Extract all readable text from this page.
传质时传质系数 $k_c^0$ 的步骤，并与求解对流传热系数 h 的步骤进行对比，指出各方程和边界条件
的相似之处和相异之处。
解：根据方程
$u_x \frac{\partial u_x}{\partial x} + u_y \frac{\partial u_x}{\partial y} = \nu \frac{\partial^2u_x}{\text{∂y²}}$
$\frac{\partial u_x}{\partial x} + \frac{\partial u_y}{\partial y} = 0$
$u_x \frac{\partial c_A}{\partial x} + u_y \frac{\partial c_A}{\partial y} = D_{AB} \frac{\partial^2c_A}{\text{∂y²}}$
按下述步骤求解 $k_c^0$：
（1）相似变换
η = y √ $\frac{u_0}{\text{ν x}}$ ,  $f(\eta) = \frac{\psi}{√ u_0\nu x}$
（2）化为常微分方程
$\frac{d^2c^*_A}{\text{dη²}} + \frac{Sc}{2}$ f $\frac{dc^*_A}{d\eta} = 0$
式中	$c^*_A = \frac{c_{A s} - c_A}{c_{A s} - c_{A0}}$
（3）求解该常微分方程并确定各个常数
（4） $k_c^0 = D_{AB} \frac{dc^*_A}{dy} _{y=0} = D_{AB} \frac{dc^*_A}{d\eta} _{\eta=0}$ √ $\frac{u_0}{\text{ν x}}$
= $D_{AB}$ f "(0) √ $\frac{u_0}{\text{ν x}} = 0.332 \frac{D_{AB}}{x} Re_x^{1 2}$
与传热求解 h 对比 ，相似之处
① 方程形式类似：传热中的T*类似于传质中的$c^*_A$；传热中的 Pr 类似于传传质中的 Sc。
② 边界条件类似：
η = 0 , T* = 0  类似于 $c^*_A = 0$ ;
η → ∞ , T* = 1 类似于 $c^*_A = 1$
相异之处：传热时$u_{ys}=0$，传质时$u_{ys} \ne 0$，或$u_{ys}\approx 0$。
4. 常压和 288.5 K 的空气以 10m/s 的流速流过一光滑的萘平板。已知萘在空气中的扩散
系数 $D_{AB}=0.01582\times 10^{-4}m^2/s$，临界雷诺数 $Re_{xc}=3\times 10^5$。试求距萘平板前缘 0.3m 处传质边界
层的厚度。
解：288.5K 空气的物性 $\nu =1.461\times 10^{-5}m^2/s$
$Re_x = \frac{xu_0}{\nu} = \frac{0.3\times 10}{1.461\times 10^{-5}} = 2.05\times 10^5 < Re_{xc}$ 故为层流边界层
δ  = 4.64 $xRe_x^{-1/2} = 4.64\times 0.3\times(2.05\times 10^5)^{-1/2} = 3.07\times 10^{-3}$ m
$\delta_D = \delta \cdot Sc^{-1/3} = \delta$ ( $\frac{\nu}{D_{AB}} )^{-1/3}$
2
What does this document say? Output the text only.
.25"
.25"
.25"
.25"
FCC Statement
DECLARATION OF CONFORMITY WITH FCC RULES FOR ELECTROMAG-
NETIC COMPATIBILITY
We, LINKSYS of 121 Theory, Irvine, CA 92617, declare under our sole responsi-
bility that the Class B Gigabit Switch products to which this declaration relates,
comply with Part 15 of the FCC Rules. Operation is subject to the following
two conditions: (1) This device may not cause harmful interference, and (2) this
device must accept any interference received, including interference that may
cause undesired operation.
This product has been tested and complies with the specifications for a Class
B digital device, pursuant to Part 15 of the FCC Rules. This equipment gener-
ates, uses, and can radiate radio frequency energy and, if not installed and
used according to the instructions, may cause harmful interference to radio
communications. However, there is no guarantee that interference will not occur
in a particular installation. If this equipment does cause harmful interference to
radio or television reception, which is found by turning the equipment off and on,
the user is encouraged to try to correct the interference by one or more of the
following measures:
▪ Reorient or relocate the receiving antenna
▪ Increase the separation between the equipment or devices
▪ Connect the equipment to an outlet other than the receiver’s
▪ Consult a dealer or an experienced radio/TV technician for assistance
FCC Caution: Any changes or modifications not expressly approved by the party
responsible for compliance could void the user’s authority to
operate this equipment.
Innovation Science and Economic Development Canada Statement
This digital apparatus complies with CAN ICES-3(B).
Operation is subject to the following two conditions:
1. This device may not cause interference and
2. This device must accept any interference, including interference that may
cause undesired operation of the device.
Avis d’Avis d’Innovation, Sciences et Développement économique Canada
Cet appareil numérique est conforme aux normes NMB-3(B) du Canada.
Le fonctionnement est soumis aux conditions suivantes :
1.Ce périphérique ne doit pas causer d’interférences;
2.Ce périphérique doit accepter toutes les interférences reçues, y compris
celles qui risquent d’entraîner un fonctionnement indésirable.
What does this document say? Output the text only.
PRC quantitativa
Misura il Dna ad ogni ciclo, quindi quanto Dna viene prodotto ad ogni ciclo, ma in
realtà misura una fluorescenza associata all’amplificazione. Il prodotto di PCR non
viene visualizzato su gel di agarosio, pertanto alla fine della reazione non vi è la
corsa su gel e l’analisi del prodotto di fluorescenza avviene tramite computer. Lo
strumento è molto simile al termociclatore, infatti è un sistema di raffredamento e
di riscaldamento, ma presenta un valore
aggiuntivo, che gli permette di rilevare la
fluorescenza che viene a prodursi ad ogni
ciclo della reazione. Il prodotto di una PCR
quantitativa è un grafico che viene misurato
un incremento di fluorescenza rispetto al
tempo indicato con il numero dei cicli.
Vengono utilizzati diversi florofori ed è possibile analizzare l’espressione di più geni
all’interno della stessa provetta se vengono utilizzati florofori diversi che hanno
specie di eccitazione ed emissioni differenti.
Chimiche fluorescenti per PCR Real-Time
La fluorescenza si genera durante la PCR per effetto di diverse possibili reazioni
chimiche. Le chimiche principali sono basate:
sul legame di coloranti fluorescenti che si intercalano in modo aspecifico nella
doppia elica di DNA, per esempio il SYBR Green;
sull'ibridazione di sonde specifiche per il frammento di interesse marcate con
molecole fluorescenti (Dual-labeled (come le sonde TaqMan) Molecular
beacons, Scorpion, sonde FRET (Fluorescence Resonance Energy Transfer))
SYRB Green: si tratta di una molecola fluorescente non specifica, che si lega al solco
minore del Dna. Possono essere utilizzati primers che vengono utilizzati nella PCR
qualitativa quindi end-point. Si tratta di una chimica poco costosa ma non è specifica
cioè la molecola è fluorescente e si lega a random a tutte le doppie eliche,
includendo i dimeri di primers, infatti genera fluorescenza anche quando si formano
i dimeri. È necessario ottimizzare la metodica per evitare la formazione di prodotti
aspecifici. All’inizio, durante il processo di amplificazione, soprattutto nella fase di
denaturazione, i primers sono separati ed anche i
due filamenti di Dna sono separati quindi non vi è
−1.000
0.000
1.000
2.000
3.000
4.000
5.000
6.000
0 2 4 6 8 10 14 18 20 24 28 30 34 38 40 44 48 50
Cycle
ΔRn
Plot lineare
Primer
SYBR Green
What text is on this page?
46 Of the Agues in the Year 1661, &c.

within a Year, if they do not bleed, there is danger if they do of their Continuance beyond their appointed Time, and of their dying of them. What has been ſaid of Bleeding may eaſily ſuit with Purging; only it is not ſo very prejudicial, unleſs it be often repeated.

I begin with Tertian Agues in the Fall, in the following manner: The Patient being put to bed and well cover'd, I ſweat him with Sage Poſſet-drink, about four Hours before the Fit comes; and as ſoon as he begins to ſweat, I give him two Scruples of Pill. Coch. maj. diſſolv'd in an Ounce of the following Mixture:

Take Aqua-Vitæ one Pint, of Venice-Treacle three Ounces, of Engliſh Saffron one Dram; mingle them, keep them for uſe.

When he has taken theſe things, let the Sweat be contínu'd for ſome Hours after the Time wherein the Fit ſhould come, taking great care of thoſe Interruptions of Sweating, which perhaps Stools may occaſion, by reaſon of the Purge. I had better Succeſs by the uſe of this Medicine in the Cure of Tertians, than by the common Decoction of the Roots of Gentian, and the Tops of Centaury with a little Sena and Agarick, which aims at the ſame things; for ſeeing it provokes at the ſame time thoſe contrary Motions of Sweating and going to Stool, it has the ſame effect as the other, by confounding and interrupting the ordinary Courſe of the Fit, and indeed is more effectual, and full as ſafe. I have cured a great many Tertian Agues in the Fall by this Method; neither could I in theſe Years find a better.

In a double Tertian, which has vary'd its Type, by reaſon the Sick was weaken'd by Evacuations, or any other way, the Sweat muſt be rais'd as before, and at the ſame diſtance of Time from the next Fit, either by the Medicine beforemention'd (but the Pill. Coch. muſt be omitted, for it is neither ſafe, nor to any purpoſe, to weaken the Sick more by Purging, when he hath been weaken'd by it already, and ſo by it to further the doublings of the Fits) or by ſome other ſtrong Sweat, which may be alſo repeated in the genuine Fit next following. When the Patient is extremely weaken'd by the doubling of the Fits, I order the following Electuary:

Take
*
______________________________
• **TASK STATEMENT**
Tally up the lines holding the word "there" in the data above, and answer with that figure only.

• **SOLUTION TO THE EXERCISE**
2